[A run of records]

══════

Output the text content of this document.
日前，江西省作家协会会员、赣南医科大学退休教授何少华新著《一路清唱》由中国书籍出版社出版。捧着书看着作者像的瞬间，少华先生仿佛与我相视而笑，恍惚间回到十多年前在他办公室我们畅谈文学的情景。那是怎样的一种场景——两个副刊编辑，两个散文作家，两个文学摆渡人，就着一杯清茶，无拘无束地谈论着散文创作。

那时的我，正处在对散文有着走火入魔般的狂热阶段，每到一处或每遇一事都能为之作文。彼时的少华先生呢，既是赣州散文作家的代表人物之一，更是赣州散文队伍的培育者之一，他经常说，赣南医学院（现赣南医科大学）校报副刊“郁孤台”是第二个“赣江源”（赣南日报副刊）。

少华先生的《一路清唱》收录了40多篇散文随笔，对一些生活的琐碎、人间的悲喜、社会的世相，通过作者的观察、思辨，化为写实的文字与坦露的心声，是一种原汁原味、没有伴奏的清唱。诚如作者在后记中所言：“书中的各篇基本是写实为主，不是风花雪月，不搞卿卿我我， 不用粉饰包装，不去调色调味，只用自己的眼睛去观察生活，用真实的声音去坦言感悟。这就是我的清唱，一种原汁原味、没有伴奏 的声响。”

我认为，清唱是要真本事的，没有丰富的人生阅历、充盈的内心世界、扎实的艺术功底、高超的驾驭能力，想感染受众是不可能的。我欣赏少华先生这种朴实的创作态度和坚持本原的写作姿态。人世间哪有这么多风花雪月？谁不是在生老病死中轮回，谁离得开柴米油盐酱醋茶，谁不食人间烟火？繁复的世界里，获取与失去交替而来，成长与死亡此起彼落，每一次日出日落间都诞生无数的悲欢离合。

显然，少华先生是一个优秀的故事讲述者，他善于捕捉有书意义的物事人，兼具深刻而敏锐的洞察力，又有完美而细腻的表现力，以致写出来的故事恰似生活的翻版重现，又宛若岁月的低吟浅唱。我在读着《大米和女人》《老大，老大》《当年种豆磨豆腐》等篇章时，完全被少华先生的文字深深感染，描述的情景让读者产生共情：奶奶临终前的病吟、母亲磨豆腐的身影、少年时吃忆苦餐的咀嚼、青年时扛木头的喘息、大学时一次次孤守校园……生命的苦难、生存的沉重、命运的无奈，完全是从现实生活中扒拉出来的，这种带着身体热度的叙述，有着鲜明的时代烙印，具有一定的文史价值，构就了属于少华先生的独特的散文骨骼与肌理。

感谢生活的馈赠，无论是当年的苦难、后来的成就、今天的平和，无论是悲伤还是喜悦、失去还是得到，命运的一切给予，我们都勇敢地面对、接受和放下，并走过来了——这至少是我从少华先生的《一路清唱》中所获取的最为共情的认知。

══════

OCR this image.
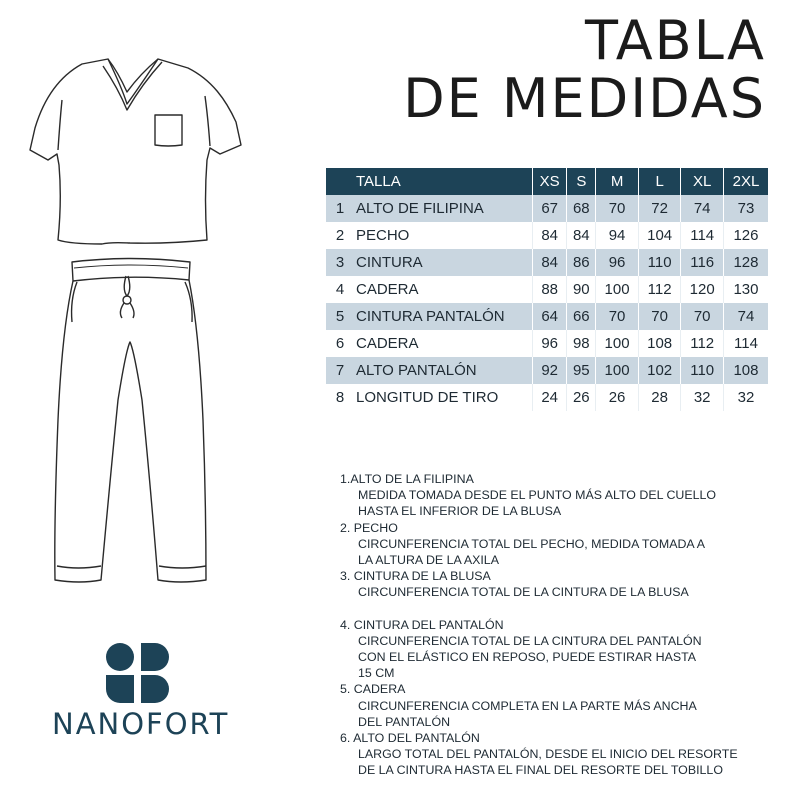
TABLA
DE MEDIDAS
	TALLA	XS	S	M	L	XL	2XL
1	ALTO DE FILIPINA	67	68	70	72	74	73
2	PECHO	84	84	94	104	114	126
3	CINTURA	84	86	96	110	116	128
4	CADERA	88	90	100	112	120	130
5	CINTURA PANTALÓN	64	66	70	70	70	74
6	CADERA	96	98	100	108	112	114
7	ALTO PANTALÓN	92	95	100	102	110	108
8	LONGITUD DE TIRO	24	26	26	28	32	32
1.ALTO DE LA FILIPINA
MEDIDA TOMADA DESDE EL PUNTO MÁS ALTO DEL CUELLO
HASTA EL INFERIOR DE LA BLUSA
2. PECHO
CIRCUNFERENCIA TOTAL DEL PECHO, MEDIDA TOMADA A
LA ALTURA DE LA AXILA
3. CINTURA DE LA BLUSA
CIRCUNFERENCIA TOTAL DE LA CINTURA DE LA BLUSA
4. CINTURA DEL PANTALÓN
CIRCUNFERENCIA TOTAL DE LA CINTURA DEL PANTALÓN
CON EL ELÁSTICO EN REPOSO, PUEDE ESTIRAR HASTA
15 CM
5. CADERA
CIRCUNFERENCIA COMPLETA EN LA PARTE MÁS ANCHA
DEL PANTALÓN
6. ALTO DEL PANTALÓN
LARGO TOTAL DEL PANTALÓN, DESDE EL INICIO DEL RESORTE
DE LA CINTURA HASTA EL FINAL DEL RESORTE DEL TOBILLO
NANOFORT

══════

WHAT TO WORK ON » Work out how many lines of the material above contain the word "CADERA", then give only that figure.

TASK SOLUTION » 3